[Dataset items]

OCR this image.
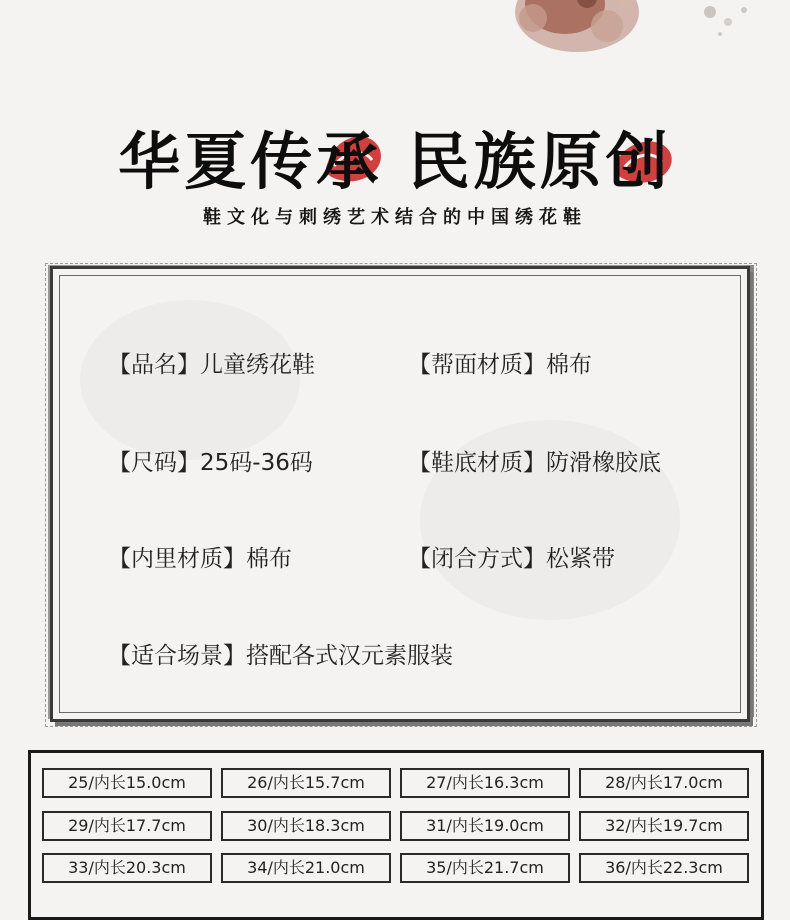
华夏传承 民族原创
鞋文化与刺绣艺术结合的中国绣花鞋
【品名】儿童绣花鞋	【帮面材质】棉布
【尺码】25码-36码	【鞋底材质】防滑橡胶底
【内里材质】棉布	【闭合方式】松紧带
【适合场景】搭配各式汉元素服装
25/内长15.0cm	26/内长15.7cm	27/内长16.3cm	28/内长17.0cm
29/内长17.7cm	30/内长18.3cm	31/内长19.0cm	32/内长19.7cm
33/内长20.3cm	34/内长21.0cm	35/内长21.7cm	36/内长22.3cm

[Work required]
Reproduce every entry word for word, but omit the pictures.

[Written response]
OCR this image.
华夏传承 民族原创
鞋文化与刺绣艺术结合的中国绣花鞋
【品名】儿童绣花鞋	【帮面材质】棉布
【尺码】25码-36码	【鞋底材质】防滑橡胶底
【内里材质】棉布	【闭合方式】松紧带
【适合场景】搭配各式汉元素服装
25/内长15.0cm	26/内长15.7cm	27/内长16.3cm	28/内长17.0cm
29/内长17.7cm	30/内长18.3cm	31/内长19.0cm	32/内长19.7cm
33/内长20.3cm	34/内长21.0cm	35/内长21.7cm	36/内长22.3cm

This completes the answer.